*Entries provided*:
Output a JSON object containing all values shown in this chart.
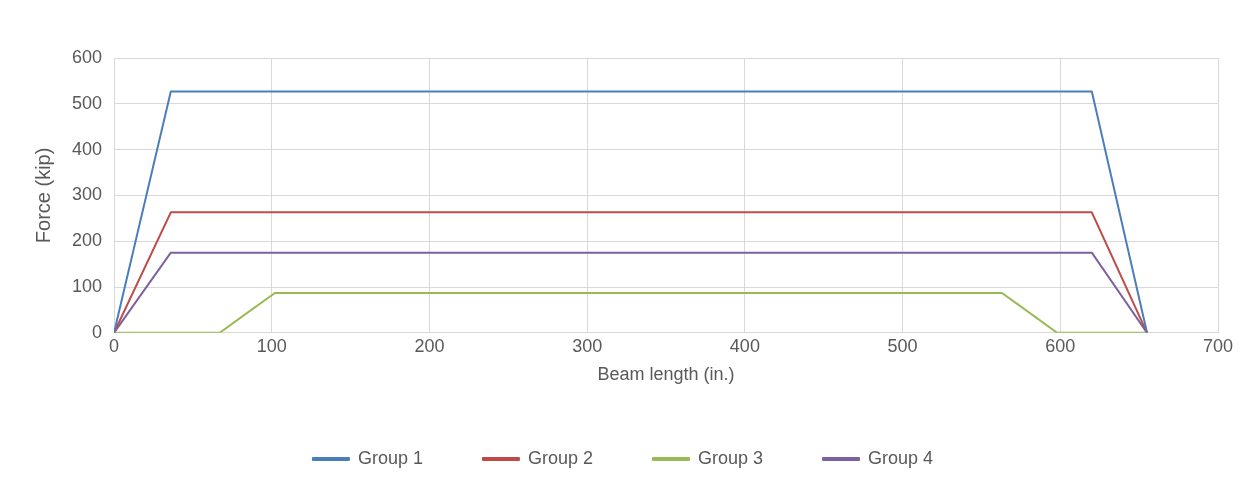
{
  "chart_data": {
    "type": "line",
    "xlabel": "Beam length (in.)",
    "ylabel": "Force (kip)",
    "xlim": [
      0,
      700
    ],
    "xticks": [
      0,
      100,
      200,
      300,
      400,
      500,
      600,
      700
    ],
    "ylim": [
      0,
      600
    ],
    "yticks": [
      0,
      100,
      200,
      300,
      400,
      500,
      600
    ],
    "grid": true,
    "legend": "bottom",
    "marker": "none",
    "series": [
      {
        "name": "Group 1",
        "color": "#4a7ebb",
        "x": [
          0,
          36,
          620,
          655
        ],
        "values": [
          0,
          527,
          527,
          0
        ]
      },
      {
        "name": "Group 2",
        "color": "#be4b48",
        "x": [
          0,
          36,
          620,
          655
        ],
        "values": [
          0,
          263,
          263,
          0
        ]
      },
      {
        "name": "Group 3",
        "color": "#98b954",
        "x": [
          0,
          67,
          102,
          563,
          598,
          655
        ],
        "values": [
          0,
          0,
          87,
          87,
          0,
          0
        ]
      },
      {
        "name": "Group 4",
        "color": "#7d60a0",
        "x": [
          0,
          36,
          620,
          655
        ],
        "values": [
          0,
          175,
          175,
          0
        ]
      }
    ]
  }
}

==

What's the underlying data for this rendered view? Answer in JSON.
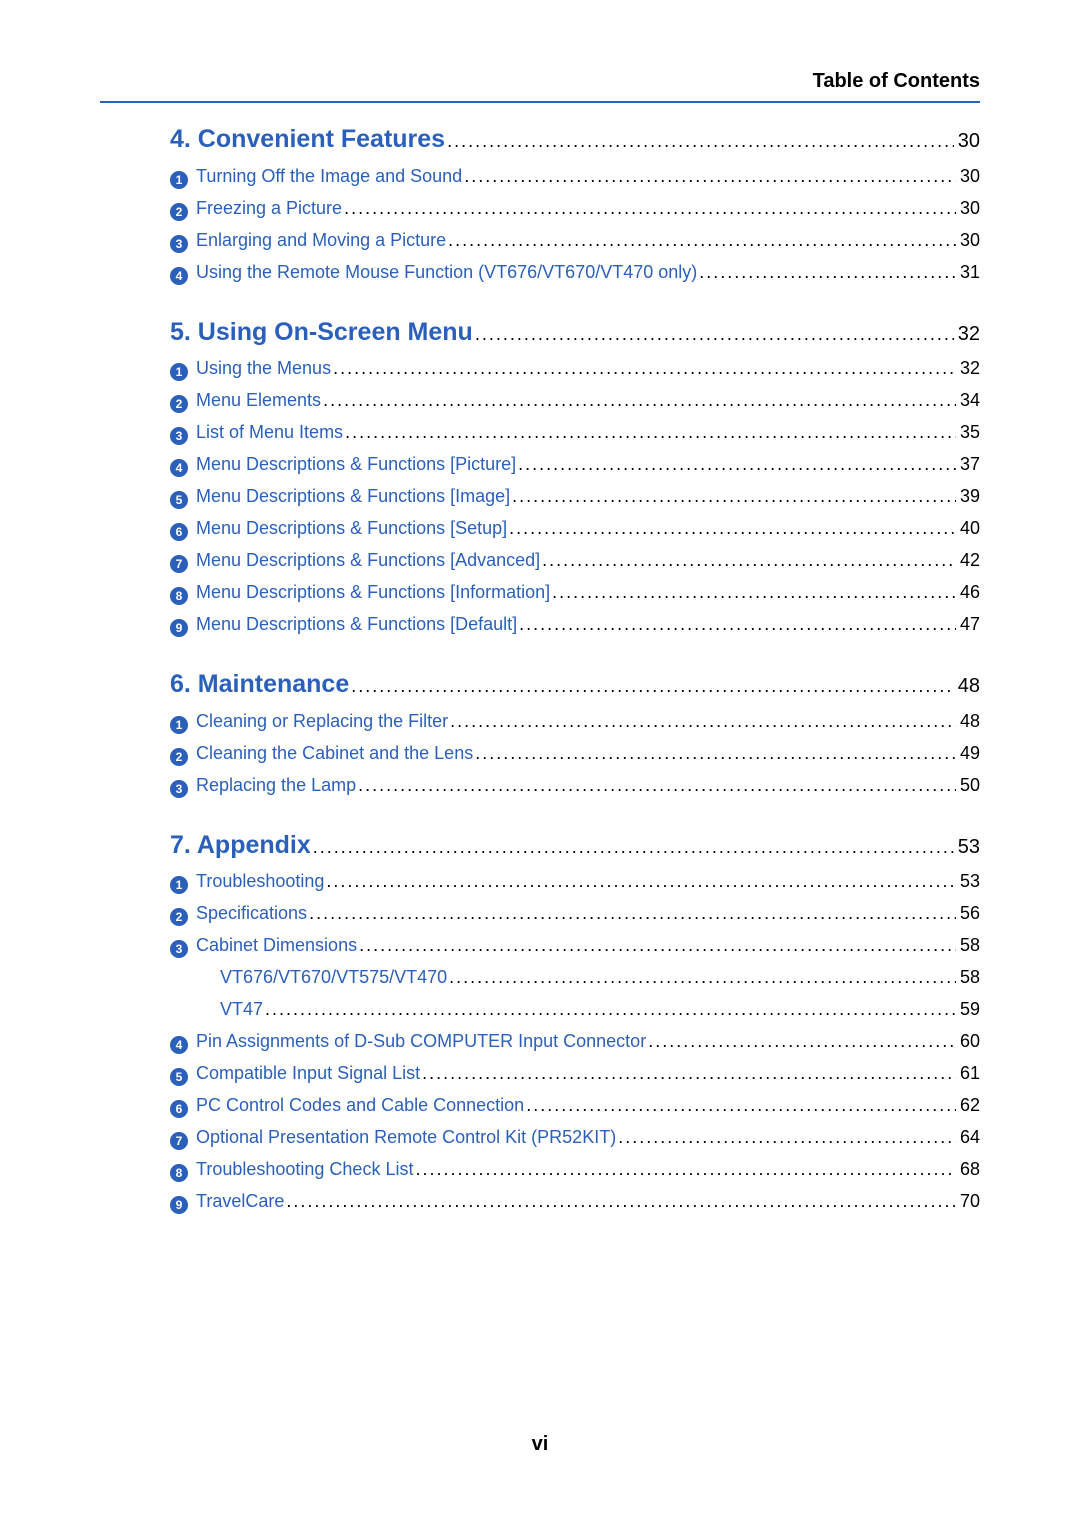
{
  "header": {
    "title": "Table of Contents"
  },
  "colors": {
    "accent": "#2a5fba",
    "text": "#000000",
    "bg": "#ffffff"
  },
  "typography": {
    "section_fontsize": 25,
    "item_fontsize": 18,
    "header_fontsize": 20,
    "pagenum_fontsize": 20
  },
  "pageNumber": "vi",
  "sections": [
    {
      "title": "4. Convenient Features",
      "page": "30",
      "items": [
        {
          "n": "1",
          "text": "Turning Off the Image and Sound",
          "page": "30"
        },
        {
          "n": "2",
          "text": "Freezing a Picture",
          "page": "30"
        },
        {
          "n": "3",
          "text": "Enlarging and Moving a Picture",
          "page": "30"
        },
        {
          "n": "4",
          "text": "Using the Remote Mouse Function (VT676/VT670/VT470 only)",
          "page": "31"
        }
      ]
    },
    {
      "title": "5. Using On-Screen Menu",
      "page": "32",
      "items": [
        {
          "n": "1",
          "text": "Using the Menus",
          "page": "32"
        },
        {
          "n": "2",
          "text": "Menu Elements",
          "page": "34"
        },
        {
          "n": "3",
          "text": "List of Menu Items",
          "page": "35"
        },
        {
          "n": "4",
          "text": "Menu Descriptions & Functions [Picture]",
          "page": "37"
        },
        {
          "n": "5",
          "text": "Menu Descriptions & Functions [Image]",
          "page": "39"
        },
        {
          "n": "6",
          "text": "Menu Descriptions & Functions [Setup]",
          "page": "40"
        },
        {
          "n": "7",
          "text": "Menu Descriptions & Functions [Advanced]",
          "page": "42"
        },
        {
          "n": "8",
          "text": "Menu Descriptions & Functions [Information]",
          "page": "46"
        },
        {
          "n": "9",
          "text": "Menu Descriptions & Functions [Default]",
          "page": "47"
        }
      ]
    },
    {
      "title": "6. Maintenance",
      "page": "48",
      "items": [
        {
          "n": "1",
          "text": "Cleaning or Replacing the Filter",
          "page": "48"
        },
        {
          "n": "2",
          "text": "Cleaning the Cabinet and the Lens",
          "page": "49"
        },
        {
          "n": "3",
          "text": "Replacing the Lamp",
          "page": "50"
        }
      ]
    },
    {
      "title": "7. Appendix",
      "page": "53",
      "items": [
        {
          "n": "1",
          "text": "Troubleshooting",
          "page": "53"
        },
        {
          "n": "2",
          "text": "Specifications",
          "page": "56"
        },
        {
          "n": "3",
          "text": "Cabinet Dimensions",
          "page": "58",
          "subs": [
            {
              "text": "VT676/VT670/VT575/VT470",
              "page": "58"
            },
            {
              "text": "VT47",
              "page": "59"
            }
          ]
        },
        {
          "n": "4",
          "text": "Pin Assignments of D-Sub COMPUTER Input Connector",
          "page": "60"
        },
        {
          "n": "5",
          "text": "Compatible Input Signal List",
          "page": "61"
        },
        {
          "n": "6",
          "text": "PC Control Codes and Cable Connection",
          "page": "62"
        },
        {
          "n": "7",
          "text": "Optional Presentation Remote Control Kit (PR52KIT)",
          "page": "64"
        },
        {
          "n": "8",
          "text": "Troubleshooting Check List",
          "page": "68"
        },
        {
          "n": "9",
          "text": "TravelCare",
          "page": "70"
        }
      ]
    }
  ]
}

...

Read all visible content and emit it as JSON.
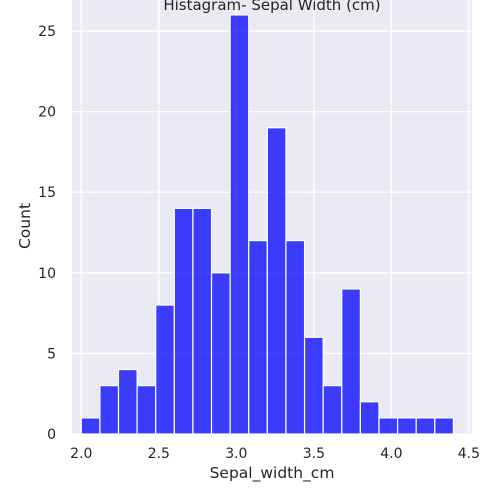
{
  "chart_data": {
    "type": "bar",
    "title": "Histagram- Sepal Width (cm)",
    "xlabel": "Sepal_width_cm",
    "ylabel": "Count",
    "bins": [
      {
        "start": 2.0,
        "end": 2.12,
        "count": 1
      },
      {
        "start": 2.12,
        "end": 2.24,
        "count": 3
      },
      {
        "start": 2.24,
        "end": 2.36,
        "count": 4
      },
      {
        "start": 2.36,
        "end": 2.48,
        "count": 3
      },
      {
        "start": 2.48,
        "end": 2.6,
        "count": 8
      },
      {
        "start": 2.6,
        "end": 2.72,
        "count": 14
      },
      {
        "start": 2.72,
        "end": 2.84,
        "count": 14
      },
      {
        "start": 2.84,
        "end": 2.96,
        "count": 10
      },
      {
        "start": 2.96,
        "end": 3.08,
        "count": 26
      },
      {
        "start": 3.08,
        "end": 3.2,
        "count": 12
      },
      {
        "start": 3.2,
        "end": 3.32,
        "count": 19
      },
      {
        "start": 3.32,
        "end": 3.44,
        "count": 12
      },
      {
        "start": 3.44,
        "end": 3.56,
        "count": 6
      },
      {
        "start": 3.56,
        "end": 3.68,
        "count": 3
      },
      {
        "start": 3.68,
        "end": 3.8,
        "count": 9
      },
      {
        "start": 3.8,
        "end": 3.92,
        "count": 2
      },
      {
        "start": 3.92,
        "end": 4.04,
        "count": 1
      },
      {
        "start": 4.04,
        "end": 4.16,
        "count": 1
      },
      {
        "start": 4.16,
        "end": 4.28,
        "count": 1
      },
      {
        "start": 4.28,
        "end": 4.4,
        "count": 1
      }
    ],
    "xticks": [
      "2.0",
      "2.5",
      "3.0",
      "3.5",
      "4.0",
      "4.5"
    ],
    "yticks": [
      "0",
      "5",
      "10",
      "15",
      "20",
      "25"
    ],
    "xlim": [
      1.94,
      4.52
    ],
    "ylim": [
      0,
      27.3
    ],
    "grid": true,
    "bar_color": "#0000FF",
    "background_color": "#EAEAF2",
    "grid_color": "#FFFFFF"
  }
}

*Task brief*:
Return a copy of every line that includes the word "name".

*The result*:
        "name": "Group 1",
        "name": "Group 2",
        "name": "Group 3",
        "name": "Group 4",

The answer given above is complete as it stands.